- **OBJECTIVE**
Output all the entries word for word. Omit the pictures.

- **DATA TO PROCESS**
· · · · · · ·
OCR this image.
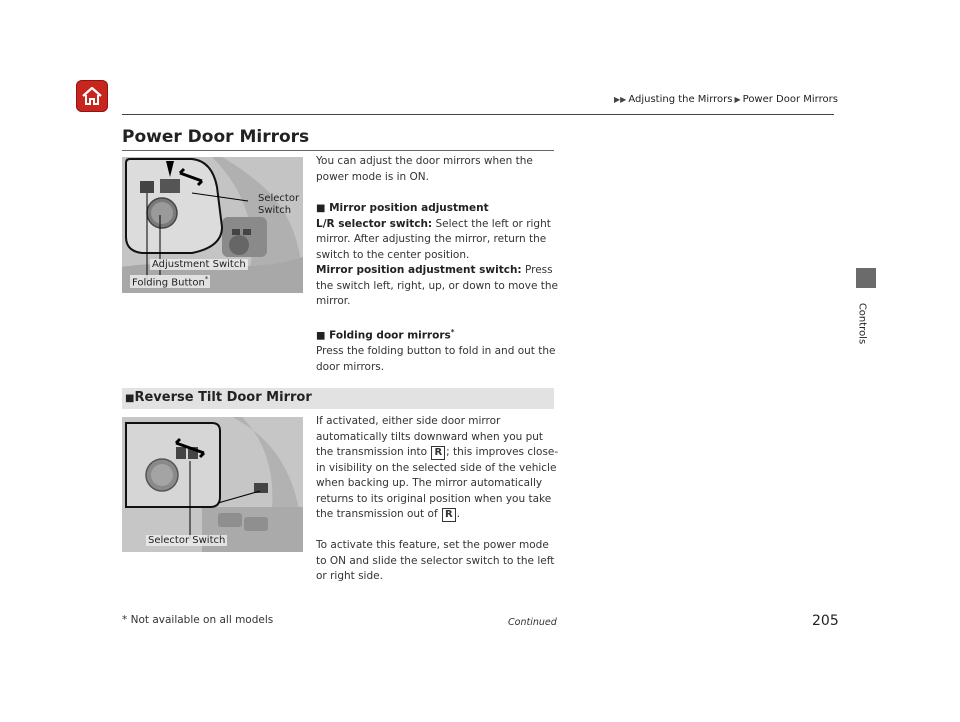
▶▶ Adjusting the Mirrors ▶ Power Door Mirrors
Power Door Mirrors
Controls
Selector
Switch
Adjustment Switch
Folding Button*
You can adjust the door mirrors when the
power mode is in ON.
■ Mirror position adjustment
L/R selector switch: Select the left or right
mirror. After adjusting the mirror, return the
switch to the center position.
Mirror position adjustment switch: Press
the switch left, right, up, or down to move the
mirror.
■ Folding door mirrors*
Press the folding button to fold in and out the
door mirrors.
■Reverse Tilt Door Mirror
Selector Switch
If activated, either side door mirror
automatically tilts downward when you put
the transmission into R ; this improves close-
in visibility on the selected side of the vehicle
when backing up. The mirror automatically
returns to its original position when you take
the transmission out of R .
To activate this feature, set the power mode
to ON and slide the selector switch to the left
or right side.
* Not available on all models	Continued	205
· · · · · · ·
- **TASK OUTPUT**
OCR this image.
▶▶ Adjusting the Mirrors ▶ Power Door Mirrors
Power Door Mirrors
Controls
Selector
Switch
Adjustment Switch
Folding Button*
You can adjust the door mirrors when the
power mode is in ON.
■ Mirror position adjustment
L/R selector switch: Select the left or right
mirror. After adjusting the mirror, return the
switch to the center position.
Mirror position adjustment switch: Press
the switch left, right, up, or down to move the
mirror.
■ Folding door mirrors*
Press the folding button to fold in and out the
door mirrors.
■Reverse Tilt Door Mirror
Selector Switch
If activated, either side door mirror
automatically tilts downward when you put
the transmission into R ; this improves close-
in visibility on the selected side of the vehicle
when backing up. The mirror automatically
returns to its original position when you take
the transmission out of R .
To activate this feature, set the power mode
to ON and slide the selector switch to the left
or right side.
* Not available on all models	Continued	205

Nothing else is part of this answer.